TASK PROMPT: Return each line of the records below in which the string "paciente" turns up.

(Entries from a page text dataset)
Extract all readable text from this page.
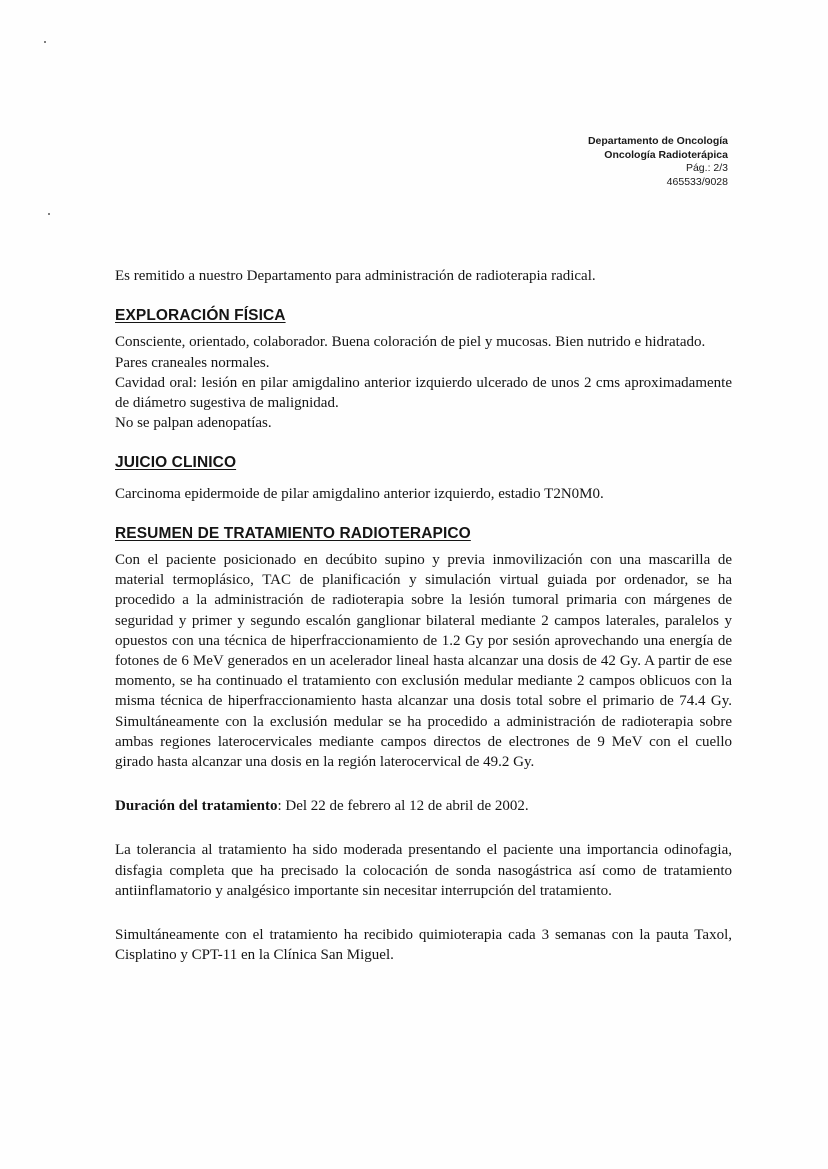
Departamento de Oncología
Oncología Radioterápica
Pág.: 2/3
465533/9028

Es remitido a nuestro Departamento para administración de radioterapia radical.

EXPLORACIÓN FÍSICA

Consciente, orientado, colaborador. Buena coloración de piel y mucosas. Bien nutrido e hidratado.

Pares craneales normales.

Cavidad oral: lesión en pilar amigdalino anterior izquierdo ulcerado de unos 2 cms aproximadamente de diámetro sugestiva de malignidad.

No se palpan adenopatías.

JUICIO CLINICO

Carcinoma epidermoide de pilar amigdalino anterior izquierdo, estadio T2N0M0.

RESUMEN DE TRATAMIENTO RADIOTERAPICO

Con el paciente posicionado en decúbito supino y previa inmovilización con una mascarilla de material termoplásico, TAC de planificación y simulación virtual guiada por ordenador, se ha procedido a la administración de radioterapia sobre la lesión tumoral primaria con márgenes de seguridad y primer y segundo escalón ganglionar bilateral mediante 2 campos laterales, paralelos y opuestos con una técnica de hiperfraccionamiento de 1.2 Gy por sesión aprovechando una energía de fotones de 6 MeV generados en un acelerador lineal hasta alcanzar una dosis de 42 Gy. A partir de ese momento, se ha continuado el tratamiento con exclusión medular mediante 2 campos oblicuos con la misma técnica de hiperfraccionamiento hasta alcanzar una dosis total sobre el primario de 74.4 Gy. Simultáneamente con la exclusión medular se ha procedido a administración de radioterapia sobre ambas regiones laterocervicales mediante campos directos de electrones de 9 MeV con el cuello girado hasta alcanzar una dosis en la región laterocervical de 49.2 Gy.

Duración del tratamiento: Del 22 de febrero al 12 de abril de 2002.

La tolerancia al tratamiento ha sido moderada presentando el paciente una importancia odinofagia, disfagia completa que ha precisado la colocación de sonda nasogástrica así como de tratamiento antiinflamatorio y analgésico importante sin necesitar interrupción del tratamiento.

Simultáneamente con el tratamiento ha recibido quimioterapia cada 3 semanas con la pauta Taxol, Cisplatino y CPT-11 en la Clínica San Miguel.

RESPONSE:
Con el paciente posicionado en decúbito supino y previa inmovilización con una mascarilla de material termoplásico, TAC de planificación y simulación virtual guiada por ordenador, se ha procedido a la administración de radioterapia sobre la lesión tumoral primaria con márgenes de seguridad y primer y segundo escalón ganglionar bilateral mediante 2 campos laterales, paralelos y opuestos con una técnica de hiperfraccionamiento de 1.2 Gy por sesión aprovechando una energía de fotones de 6 MeV generados en un acelerador lineal hasta alcanzar una dosis de 42 Gy. A partir de ese momento, se ha continuado el tratamiento con exclusión medular mediante 2 campos oblicuos con la misma técnica de hiperfraccionamiento hasta alcanzar una dosis total sobre el primario de 74.4 Gy. Simultáneamente con la exclusión medular se ha procedido a administración de radioterapia sobre ambas regiones laterocervicales mediante campos directos de electrones de 9 MeV con el cuello girado hasta alcanzar una dosis en la región laterocervical de 49.2 Gy.
La tolerancia al tratamiento ha sido moderada presentando el paciente una importancia odinofagia, disfagia completa que ha precisado la colocación de sonda nasogástrica así como de tratamiento antiinflamatorio y analgésico importante sin necesitar interrupción del tratamiento.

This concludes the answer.